**Prompt:** Show all lines from the data that include the word "Jupiter".

**Data for this exercise:**
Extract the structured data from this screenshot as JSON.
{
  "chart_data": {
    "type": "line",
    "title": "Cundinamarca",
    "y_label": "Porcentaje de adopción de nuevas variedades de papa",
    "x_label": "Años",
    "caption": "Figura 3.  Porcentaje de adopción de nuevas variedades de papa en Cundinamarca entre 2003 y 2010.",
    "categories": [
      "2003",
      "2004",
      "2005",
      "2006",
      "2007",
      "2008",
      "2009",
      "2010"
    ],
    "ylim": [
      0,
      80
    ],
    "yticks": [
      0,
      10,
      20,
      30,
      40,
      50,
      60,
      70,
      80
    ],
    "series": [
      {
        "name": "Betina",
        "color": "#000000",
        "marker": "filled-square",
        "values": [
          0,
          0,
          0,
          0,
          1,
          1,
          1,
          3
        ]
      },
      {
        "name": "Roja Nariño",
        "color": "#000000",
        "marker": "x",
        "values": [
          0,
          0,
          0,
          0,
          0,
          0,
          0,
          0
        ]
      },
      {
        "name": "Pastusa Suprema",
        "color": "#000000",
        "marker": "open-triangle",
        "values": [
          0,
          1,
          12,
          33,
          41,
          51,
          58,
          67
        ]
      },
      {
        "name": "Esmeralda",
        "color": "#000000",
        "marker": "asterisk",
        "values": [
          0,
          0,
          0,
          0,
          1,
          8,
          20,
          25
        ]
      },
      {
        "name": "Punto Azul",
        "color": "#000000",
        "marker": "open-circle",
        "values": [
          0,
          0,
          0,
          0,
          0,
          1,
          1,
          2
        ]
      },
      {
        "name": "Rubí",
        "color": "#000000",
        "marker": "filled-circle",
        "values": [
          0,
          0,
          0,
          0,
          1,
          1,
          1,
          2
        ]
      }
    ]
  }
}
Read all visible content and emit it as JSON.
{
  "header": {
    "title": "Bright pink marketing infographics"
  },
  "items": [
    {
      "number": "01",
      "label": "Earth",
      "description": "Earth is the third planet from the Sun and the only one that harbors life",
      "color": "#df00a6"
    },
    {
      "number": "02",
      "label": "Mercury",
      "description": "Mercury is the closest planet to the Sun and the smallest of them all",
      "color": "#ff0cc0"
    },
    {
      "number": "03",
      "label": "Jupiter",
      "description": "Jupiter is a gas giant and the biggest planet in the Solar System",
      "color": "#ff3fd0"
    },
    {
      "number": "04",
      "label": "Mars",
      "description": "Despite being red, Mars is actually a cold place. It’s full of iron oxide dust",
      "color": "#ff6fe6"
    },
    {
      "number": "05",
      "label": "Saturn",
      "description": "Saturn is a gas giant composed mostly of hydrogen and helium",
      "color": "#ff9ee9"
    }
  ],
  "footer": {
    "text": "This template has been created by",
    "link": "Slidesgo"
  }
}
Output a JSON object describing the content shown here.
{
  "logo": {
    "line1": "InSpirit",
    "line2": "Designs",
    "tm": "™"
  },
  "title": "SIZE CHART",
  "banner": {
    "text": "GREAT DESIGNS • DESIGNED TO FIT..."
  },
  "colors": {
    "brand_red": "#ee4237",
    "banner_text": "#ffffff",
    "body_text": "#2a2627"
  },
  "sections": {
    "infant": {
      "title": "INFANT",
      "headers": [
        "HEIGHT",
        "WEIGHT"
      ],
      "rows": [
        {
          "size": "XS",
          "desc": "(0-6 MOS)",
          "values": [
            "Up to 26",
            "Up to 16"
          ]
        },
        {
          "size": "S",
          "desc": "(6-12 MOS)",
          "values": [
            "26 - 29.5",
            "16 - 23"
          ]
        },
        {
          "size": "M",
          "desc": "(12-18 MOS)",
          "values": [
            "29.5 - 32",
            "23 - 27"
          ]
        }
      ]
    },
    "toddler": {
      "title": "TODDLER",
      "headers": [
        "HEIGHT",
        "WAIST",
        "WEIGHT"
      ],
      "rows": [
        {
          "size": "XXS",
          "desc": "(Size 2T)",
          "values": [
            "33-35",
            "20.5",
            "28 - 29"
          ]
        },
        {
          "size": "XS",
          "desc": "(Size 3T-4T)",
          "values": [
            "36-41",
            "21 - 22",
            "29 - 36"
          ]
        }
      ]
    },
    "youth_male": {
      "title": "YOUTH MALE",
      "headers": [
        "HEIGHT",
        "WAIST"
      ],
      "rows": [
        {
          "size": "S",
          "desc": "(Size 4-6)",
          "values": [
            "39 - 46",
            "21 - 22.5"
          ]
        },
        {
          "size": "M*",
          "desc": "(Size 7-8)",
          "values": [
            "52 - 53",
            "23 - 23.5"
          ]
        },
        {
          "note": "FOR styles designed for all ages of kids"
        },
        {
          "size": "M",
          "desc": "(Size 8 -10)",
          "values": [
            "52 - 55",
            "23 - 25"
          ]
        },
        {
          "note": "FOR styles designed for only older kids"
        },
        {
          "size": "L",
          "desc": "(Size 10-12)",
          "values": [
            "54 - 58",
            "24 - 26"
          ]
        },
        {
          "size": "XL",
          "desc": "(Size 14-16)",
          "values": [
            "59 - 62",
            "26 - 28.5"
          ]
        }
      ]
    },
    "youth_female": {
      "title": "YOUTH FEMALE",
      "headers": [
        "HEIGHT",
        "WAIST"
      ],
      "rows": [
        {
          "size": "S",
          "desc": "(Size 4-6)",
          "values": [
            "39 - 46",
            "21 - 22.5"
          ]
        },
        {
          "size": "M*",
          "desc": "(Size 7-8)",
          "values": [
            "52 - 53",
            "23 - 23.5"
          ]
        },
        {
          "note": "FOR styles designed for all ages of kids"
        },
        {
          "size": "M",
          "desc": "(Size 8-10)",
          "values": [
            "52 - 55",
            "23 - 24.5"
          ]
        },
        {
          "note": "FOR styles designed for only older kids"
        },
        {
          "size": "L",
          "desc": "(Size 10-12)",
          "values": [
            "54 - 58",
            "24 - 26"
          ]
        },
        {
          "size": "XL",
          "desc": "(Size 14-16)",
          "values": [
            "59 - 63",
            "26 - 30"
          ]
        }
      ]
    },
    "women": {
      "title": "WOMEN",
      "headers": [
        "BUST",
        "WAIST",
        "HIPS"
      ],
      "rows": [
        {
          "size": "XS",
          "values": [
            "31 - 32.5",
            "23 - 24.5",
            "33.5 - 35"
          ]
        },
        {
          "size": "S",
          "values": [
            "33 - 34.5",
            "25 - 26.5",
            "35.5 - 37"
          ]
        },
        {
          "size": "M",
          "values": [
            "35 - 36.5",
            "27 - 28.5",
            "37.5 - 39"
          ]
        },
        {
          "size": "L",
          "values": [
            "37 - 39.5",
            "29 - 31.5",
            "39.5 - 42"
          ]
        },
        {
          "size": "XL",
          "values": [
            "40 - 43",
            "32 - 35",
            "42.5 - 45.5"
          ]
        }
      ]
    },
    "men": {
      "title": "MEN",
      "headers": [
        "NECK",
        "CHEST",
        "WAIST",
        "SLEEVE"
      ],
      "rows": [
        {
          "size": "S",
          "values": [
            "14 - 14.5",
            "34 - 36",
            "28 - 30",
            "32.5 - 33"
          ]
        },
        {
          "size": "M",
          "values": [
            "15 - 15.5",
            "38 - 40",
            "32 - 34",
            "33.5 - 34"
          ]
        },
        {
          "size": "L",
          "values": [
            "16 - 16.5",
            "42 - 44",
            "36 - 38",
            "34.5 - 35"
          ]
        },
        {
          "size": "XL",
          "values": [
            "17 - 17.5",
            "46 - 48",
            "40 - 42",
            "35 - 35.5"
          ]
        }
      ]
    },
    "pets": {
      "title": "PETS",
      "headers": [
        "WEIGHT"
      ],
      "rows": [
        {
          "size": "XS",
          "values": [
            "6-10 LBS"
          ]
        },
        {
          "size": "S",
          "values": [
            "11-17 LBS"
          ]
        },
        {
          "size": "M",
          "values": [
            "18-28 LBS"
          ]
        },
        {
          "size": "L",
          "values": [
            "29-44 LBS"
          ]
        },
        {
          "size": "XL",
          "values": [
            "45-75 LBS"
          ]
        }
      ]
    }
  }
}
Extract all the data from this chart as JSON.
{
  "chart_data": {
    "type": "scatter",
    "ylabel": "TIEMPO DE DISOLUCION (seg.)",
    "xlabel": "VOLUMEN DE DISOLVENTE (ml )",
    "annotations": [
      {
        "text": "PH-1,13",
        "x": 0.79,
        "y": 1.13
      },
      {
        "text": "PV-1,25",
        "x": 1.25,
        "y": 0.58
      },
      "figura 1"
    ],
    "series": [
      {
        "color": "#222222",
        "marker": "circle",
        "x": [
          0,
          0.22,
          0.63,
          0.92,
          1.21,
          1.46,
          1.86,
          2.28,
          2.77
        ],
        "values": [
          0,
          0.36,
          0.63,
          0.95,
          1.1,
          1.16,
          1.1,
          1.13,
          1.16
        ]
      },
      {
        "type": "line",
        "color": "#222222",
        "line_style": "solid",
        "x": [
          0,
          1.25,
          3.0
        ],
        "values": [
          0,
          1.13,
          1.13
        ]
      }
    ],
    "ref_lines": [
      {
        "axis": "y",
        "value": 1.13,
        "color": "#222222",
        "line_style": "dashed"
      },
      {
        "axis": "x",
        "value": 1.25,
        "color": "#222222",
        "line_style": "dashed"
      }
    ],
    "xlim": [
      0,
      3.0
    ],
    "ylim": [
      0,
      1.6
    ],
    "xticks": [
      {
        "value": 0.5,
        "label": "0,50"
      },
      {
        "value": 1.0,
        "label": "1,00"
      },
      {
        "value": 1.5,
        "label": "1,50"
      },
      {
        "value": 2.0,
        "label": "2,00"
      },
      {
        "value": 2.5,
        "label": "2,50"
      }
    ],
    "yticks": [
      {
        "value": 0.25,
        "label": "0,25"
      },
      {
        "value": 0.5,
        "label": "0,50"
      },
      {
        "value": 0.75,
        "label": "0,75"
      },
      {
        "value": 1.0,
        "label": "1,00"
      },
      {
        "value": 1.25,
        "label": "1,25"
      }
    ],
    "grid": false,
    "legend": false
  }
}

**Right answer:**
      "label": "Jupiter",
      "description": "Jupiter is a gas giant and the biggest planet in the Solar System",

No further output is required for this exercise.